-- BEGIN Material --

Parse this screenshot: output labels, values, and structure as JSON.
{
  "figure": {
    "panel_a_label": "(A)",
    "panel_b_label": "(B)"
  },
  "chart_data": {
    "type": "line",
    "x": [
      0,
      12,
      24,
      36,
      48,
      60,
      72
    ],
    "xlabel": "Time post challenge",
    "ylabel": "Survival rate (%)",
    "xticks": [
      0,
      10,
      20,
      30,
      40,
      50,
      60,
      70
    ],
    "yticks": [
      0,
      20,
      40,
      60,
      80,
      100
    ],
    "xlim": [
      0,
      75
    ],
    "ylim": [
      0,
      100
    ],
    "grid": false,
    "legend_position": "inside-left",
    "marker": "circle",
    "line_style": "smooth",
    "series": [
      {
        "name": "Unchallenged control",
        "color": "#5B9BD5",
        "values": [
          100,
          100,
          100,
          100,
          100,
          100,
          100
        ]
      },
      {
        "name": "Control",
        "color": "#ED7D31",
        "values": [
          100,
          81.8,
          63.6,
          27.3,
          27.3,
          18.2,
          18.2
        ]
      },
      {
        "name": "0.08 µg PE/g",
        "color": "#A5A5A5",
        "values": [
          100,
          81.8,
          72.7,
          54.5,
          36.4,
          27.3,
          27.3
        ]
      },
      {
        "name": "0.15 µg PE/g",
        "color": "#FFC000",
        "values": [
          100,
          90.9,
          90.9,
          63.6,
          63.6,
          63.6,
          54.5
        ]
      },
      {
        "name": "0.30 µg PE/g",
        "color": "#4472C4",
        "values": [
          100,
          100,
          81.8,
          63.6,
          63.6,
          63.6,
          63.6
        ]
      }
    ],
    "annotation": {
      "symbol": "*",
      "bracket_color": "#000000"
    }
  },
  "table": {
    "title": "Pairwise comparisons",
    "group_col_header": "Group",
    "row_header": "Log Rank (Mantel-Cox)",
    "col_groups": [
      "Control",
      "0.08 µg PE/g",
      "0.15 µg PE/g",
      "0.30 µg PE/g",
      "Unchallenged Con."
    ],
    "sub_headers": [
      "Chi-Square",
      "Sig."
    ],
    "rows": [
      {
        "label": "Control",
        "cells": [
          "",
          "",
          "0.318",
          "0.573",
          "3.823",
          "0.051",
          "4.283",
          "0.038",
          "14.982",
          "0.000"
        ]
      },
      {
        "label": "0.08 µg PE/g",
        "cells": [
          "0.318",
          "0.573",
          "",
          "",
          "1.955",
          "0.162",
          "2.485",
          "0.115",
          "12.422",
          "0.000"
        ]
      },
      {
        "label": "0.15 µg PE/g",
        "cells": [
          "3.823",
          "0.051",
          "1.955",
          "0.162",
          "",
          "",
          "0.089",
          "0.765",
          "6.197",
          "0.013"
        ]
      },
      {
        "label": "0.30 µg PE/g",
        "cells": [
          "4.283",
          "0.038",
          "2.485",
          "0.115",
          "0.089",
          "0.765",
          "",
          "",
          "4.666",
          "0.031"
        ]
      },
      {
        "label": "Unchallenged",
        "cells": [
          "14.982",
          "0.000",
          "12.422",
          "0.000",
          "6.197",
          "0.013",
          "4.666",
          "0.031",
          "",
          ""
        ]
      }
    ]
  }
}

-- END Material --

Instruction
Retype the data exactly as given.

Result for this exercise
Parse this screenshot: output labels, values, and structure as JSON.
{
  "figure": {
    "panel_a_label": "(A)",
    "panel_b_label": "(B)"
  },
  "chart_data": {
    "type": "line",
    "x": [
      0,
      12,
      24,
      36,
      48,
      60,
      72
    ],
    "xlabel": "Time post challenge",
    "ylabel": "Survival rate (%)",
    "xticks": [
      0,
      10,
      20,
      30,
      40,
      50,
      60,
      70
    ],
    "yticks": [
      0,
      20,
      40,
      60,
      80,
      100
    ],
    "xlim": [
      0,
      75
    ],
    "ylim": [
      0,
      100
    ],
    "grid": false,
    "legend_position": "inside-left",
    "marker": "circle",
    "line_style": "smooth",
    "series": [
      {
        "name": "Unchallenged control",
        "color": "#5B9BD5",
        "values": [
          100,
          100,
          100,
          100,
          100,
          100,
          100
        ]
      },
      {
        "name": "Control",
        "color": "#ED7D31",
        "values": [
          100,
          81.8,
          63.6,
          27.3,
          27.3,
          18.2,
          18.2
        ]
      },
      {
        "name": "0.08 µg PE/g",
        "color": "#A5A5A5",
        "values": [
          100,
          81.8,
          72.7,
          54.5,
          36.4,
          27.3,
          27.3
        ]
      },
      {
        "name": "0.15 µg PE/g",
        "color": "#FFC000",
        "values": [
          100,
          90.9,
          90.9,
          63.6,
          63.6,
          63.6,
          54.5
        ]
      },
      {
        "name": "0.30 µg PE/g",
        "color": "#4472C4",
        "values": [
          100,
          100,
          81.8,
          63.6,
          63.6,
          63.6,
          63.6
        ]
      }
    ],
    "annotation": {
      "symbol": "*",
      "bracket_color": "#000000"
    }
  },
  "table": {
    "title": "Pairwise comparisons",
    "group_col_header": "Group",
    "row_header": "Log Rank (Mantel-Cox)",
    "col_groups": [
      "Control",
      "0.08 µg PE/g",
      "0.15 µg PE/g",
      "0.30 µg PE/g",
      "Unchallenged Con."
    ],
    "sub_headers": [
      "Chi-Square",
      "Sig."
    ],
    "rows": [
      {
        "label": "Control",
        "cells": [
          "",
          "",
          "0.318",
          "0.573",
          "3.823",
          "0.051",
          "4.283",
          "0.038",
          "14.982",
          "0.000"
        ]
      },
      {
        "label": "0.08 µg PE/g",
        "cells": [
          "0.318",
          "0.573",
          "",
          "",
          "1.955",
          "0.162",
          "2.485",
          "0.115",
          "12.422",
          "0.000"
        ]
      },
      {
        "label": "0.15 µg PE/g",
        "cells": [
          "3.823",
          "0.051",
          "1.955",
          "0.162",
          "",
          "",
          "0.089",
          "0.765",
          "6.197",
          "0.013"
        ]
      },
      {
        "label": "0.30 µg PE/g",
        "cells": [
          "4.283",
          "0.038",
          "2.485",
          "0.115",
          "0.089",
          "0.765",
          "",
          "",
          "4.666",
          "0.031"
        ]
      },
      {
        "label": "Unchallenged",
        "cells": [
          "14.982",
          "0.000",
          "12.422",
          "0.000",
          "6.197",
          "0.013",
          "4.666",
          "0.031",
          "",
          ""
        ]
      }
    ]
  }
}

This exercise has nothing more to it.